**Given instruction:** Identify the lines containing the word "this". Copy each one.

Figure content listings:
:::
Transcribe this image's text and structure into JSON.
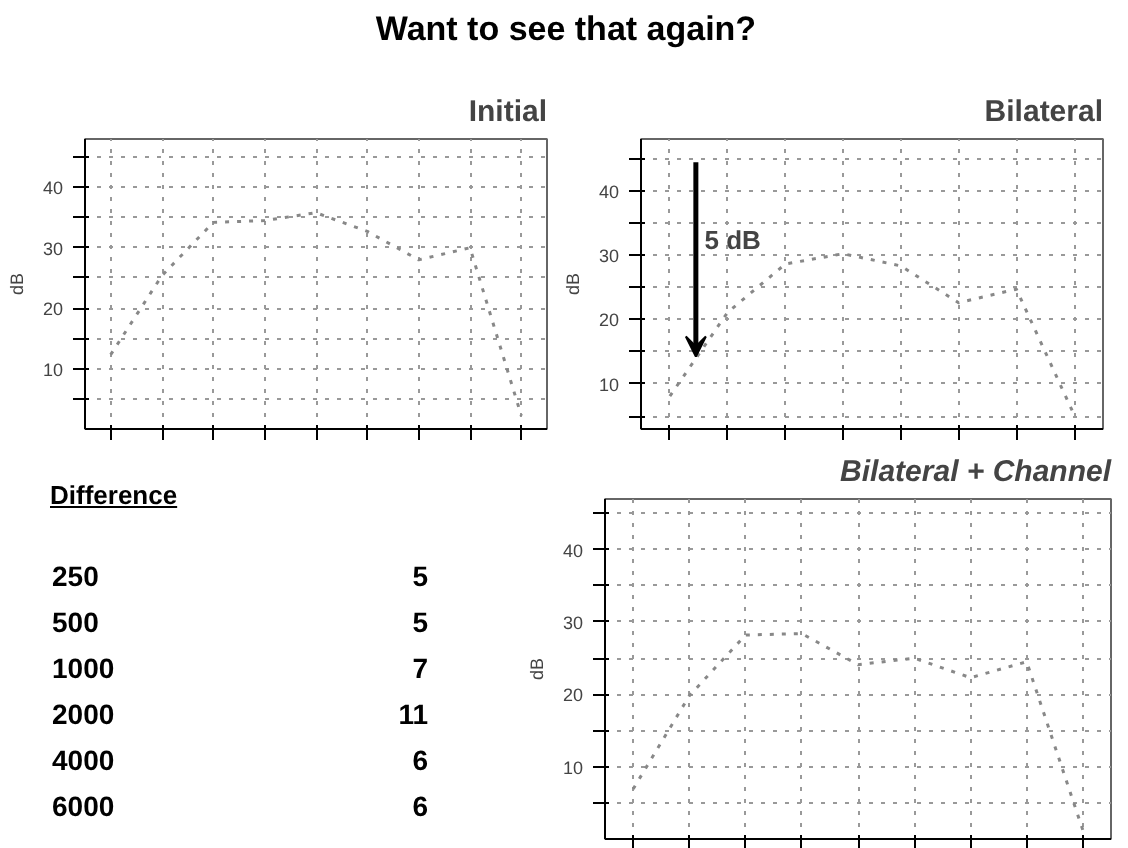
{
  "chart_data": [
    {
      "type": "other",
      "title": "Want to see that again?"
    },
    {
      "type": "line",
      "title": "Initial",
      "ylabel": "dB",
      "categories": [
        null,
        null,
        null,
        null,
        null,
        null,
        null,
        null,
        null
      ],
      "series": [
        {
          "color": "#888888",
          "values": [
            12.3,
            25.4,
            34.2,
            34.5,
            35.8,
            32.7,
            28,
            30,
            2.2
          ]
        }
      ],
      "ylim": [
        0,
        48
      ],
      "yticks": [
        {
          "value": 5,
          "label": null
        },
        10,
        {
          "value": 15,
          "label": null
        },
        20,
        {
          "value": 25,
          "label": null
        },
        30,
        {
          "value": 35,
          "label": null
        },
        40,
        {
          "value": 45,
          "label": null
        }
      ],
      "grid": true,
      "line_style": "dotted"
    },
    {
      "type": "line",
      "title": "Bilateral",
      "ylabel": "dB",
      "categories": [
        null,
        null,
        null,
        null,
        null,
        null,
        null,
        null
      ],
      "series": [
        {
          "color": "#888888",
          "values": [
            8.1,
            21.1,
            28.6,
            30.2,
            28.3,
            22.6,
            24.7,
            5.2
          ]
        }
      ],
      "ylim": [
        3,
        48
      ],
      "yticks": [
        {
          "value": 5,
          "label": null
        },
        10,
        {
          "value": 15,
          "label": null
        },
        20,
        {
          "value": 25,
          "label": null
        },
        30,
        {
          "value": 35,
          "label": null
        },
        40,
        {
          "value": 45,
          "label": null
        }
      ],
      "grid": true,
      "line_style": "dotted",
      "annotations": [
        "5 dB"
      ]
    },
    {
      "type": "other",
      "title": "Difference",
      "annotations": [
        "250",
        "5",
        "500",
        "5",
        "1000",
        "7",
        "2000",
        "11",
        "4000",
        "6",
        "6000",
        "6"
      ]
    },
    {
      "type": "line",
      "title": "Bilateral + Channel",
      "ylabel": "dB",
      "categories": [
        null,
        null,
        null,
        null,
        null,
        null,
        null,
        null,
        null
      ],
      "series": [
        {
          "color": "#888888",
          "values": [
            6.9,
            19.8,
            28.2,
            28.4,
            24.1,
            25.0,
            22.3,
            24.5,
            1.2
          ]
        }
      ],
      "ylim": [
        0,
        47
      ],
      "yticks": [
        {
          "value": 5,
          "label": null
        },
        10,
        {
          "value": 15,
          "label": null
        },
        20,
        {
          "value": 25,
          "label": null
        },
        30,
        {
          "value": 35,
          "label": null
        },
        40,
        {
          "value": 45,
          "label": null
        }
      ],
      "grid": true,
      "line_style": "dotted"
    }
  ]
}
:::
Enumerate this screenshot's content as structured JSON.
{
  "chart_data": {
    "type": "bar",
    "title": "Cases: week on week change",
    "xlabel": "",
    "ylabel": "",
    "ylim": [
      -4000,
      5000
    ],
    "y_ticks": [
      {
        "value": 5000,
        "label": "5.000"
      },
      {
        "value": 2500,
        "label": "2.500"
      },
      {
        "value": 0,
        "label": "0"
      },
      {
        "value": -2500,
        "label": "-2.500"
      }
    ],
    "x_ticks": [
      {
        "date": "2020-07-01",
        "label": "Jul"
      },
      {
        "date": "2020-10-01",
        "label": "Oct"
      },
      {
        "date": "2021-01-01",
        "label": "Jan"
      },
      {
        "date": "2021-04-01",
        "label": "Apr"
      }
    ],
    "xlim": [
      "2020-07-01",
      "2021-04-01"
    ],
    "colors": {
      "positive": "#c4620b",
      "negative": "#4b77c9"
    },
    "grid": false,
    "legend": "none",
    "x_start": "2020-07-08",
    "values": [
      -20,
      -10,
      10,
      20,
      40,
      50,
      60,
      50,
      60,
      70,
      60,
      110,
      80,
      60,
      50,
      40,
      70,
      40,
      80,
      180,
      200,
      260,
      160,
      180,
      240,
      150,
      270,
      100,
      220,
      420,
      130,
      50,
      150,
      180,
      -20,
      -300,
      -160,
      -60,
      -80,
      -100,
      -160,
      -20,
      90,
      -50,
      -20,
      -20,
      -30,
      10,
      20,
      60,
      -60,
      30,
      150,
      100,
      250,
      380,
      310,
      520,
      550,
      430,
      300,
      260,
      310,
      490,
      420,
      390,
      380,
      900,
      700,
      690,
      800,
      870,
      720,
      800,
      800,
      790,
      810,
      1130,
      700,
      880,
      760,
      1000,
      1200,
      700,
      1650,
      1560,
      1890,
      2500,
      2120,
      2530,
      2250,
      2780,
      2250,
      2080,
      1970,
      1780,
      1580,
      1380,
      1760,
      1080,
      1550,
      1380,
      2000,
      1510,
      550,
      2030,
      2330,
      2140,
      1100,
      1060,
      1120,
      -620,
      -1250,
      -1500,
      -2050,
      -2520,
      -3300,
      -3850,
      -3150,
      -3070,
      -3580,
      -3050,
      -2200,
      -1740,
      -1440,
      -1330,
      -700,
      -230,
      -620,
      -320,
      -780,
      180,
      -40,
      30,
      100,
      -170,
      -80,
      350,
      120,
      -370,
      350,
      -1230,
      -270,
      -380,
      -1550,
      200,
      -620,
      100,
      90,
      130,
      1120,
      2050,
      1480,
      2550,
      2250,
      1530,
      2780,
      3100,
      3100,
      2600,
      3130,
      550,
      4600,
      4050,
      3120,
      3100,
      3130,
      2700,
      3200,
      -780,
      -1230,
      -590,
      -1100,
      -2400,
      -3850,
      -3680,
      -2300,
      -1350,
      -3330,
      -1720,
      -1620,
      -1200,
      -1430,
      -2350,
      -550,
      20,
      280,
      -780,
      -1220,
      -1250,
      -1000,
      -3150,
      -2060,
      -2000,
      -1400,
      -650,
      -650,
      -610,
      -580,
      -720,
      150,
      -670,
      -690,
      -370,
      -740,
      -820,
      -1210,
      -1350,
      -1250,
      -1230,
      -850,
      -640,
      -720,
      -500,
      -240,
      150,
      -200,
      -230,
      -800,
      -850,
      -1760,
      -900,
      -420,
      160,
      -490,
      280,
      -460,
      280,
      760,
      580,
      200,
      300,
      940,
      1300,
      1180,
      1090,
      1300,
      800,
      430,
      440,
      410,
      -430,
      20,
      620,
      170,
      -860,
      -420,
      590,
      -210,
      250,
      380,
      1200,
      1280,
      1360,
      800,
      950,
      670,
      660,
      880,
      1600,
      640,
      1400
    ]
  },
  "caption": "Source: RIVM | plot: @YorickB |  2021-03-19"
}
:::
**Written response:**
Transcribe this image's text and structure into JSON.
Enumerate this screenshot's content as structured JSON.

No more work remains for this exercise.